=== EXERCISE DETAILS ===
The entries are to be returned exactly, with images left out.

** START DATA EXTRACT **

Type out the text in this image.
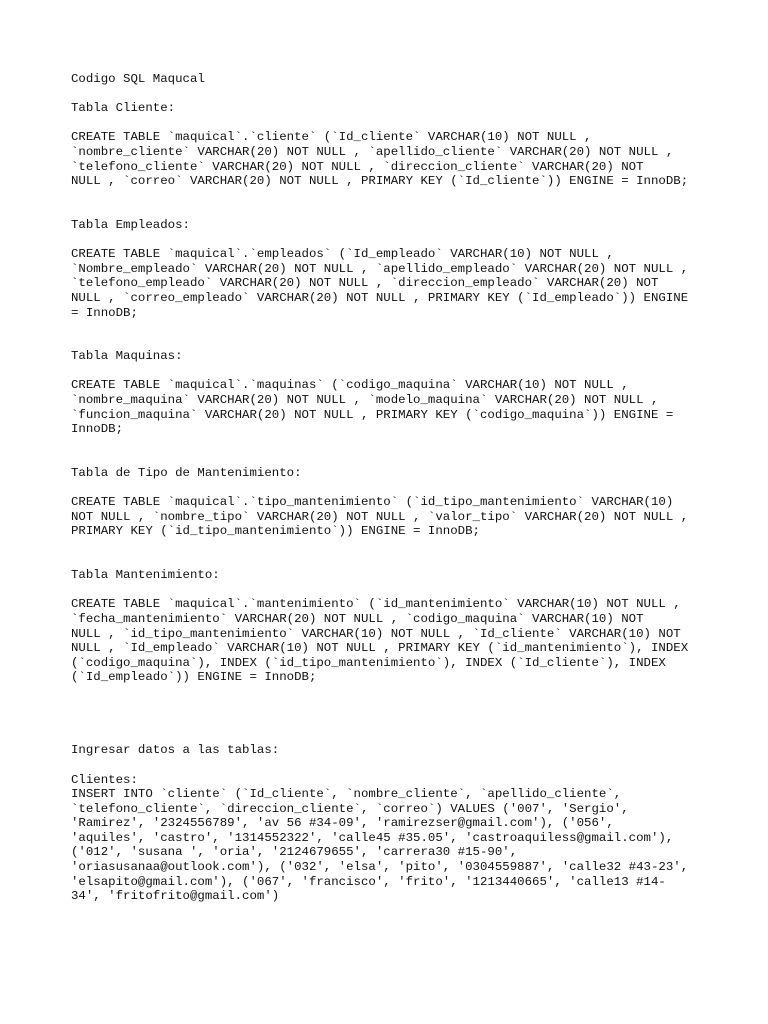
Codigo SQL Maqucal
Tabla Cliente:
CREATE TABLE `maquical`.`cliente` (`Id_cliente` VARCHAR(10) NOT NULL ,
`nombre_cliente` VARCHAR(20) NOT NULL , `apellido_cliente` VARCHAR(20) NOT NULL ,
`telefono_cliente` VARCHAR(20) NOT NULL , `direccion_cliente` VARCHAR(20) NOT
NULL , `correo` VARCHAR(20) NOT NULL , PRIMARY KEY (`Id_cliente`)) ENGINE = InnoDB;
Tabla Empleados:
CREATE TABLE `maquical`.`empleados` (`Id_empleado` VARCHAR(10) NOT NULL ,
`Nombre_empleado` VARCHAR(20) NOT NULL , `apellido_empleado` VARCHAR(20) NOT NULL ,
`telefono_empleado` VARCHAR(20) NOT NULL , `direccion_empleado` VARCHAR(20) NOT
NULL , `correo_empleado` VARCHAR(20) NOT NULL , PRIMARY KEY (`Id_empleado`)) ENGINE
= InnoDB;
Tabla Maquinas:
CREATE TABLE `maquical`.`maquinas` (`codigo_maquina` VARCHAR(10) NOT NULL ,
`nombre_maquina` VARCHAR(20) NOT NULL , `modelo_maquina` VARCHAR(20) NOT NULL ,
`funcion_maquina` VARCHAR(20) NOT NULL , PRIMARY KEY (`codigo_maquina`)) ENGINE =
InnoDB;
Tabla de Tipo de Mantenimiento:
CREATE TABLE `maquical`.`tipo_mantenimiento` (`id_tipo_mantenimiento` VARCHAR(10)
NOT NULL , `nombre_tipo` VARCHAR(20) NOT NULL , `valor_tipo` VARCHAR(20) NOT NULL ,
PRIMARY KEY (`id_tipo_mantenimiento`)) ENGINE = InnoDB;
Tabla Mantenimiento:
CREATE TABLE `maquical`.`mantenimiento` (`id_mantenimiento` VARCHAR(10) NOT NULL ,
`fecha_mantenimiento` VARCHAR(20) NOT NULL , `codigo_maquina` VARCHAR(10) NOT
NULL , `id_tipo_mantenimiento` VARCHAR(10) NOT NULL , `Id_cliente` VARCHAR(10) NOT
NULL , `Id_empleado` VARCHAR(10) NOT NULL , PRIMARY KEY (`id_mantenimiento`), INDEX
(`codigo_maquina`), INDEX (`id_tipo_mantenimiento`), INDEX (`Id_cliente`), INDEX
(`Id_empleado`)) ENGINE = InnoDB;
Ingresar datos a las tablas:
Clientes:
INSERT INTO `cliente` (`Id_cliente`, `nombre_cliente`, `apellido_cliente`,
`telefono_cliente`, `direccion_cliente`, `correo`) VALUES ('007', 'Sergio',
'Ramirez', '2324556789', 'av 56 #34-09', 'ramirezser@gmail.com'), ('056',
'aquiles', 'castro', '1314552322', 'calle45 #35.05', 'castroaquiless@gmail.com'),
('012', 'susana ', 'oria', '2124679655', 'carrera30 #15-90',
'oriasusanaa@outlook.com'), ('032', 'elsa', 'pito', '0304559887', 'calle32 #43-23',
'elsapito@gmail.com'), ('067', 'francisco', 'frito', '1213440665', 'calle13 #14-
34', 'fritofrito@gmail.com')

** END DATA EXTRACT **

=== FULL ANSWER ===
Type out the text in this image.
Codigo SQL Maqucal
Tabla Cliente:
CREATE TABLE `maquical`.`cliente` (`Id_cliente` VARCHAR(10) NOT NULL ,
`nombre_cliente` VARCHAR(20) NOT NULL , `apellido_cliente` VARCHAR(20) NOT NULL ,
`telefono_cliente` VARCHAR(20) NOT NULL , `direccion_cliente` VARCHAR(20) NOT
NULL , `correo` VARCHAR(20) NOT NULL , PRIMARY KEY (`Id_cliente`)) ENGINE = InnoDB;
Tabla Empleados:
CREATE TABLE `maquical`.`empleados` (`Id_empleado` VARCHAR(10) NOT NULL ,
`Nombre_empleado` VARCHAR(20) NOT NULL , `apellido_empleado` VARCHAR(20) NOT NULL ,
`telefono_empleado` VARCHAR(20) NOT NULL , `direccion_empleado` VARCHAR(20) NOT
NULL , `correo_empleado` VARCHAR(20) NOT NULL , PRIMARY KEY (`Id_empleado`)) ENGINE
= InnoDB;
Tabla Maquinas:
CREATE TABLE `maquical`.`maquinas` (`codigo_maquina` VARCHAR(10) NOT NULL ,
`nombre_maquina` VARCHAR(20) NOT NULL , `modelo_maquina` VARCHAR(20) NOT NULL ,
`funcion_maquina` VARCHAR(20) NOT NULL , PRIMARY KEY (`codigo_maquina`)) ENGINE =
InnoDB;
Tabla de Tipo de Mantenimiento:
CREATE TABLE `maquical`.`tipo_mantenimiento` (`id_tipo_mantenimiento` VARCHAR(10)
NOT NULL , `nombre_tipo` VARCHAR(20) NOT NULL , `valor_tipo` VARCHAR(20) NOT NULL ,
PRIMARY KEY (`id_tipo_mantenimiento`)) ENGINE = InnoDB;
Tabla Mantenimiento:
CREATE TABLE `maquical`.`mantenimiento` (`id_mantenimiento` VARCHAR(10) NOT NULL ,
`fecha_mantenimiento` VARCHAR(20) NOT NULL , `codigo_maquina` VARCHAR(10) NOT
NULL , `id_tipo_mantenimiento` VARCHAR(10) NOT NULL , `Id_cliente` VARCHAR(10) NOT
NULL , `Id_empleado` VARCHAR(10) NOT NULL , PRIMARY KEY (`id_mantenimiento`), INDEX
(`codigo_maquina`), INDEX (`id_tipo_mantenimiento`), INDEX (`Id_cliente`), INDEX
(`Id_empleado`)) ENGINE = InnoDB;
Ingresar datos a las tablas:
Clientes:
INSERT INTO `cliente` (`Id_cliente`, `nombre_cliente`, `apellido_cliente`,
`telefono_cliente`, `direccion_cliente`, `correo`) VALUES ('007', 'Sergio',
'Ramirez', '2324556789', 'av 56 #34-09', 'ramirezser@gmail.com'), ('056',
'aquiles', 'castro', '1314552322', 'calle45 #35.05', 'castroaquiless@gmail.com'),
('012', 'susana ', 'oria', '2124679655', 'carrera30 #15-90',
'oriasusanaa@outlook.com'), ('032', 'elsa', 'pito', '0304559887', 'calle32 #43-23',
'elsapito@gmail.com'), ('067', 'francisco', 'frito', '1213440665', 'calle13 #14-
34', 'fritofrito@gmail.com')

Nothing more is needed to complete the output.